▼

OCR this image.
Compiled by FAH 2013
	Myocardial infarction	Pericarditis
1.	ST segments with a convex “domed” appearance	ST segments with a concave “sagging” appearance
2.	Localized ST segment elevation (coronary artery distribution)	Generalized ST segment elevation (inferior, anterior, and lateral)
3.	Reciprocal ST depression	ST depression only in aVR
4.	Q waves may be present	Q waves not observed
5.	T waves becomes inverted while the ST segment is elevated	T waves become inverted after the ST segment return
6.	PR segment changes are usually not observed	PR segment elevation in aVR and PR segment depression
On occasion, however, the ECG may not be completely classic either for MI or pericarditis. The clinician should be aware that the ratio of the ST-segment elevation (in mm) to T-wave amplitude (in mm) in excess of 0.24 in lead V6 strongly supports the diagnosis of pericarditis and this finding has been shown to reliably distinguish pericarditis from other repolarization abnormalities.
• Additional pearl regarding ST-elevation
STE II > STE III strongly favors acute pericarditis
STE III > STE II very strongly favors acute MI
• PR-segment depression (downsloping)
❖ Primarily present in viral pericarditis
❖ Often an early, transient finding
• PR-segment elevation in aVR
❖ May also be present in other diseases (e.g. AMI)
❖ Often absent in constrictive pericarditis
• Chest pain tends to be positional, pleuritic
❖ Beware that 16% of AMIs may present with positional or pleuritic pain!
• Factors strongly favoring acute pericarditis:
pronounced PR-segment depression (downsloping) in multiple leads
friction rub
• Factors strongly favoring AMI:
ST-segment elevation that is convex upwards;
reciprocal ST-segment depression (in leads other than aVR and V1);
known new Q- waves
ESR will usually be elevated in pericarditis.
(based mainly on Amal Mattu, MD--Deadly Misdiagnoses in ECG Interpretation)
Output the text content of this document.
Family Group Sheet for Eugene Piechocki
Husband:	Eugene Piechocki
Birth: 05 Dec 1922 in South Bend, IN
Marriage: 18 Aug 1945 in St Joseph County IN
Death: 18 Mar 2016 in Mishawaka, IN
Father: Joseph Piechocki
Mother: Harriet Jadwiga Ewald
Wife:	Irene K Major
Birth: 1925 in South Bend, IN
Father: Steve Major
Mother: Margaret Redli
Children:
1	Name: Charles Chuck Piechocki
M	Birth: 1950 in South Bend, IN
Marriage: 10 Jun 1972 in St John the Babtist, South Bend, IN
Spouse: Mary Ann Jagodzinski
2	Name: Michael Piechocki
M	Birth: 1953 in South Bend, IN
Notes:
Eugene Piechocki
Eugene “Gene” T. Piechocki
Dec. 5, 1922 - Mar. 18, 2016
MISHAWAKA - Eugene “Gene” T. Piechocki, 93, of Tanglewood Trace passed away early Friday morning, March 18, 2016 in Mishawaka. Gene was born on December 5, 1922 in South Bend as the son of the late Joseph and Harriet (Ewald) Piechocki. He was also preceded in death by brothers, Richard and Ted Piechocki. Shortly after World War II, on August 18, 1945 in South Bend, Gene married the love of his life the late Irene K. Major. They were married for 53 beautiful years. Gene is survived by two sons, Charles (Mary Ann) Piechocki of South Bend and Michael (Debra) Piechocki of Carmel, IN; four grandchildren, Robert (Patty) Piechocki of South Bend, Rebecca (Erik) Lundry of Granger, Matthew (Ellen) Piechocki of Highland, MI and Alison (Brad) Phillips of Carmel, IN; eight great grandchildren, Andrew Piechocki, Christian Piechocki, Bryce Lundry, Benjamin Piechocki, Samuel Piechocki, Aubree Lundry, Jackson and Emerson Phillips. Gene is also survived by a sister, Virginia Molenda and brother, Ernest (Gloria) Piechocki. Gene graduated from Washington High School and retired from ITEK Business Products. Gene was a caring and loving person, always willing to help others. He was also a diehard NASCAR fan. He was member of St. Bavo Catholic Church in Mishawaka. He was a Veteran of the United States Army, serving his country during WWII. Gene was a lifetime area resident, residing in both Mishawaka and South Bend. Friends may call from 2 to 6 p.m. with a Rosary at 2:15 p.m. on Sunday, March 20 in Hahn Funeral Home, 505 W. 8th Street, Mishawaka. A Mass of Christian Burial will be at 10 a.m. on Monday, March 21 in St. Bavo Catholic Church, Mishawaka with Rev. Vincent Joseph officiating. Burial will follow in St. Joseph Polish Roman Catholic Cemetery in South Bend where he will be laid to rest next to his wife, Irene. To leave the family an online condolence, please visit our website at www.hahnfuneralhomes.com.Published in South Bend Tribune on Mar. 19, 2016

▲

# The problem
Show each line in the entries that holds the string "acute".

# Expected answer
STE II > STE III strongly favors acute pericarditis
STE III > STE II very strongly favors acute MI
• Factors strongly favoring acute pericarditis:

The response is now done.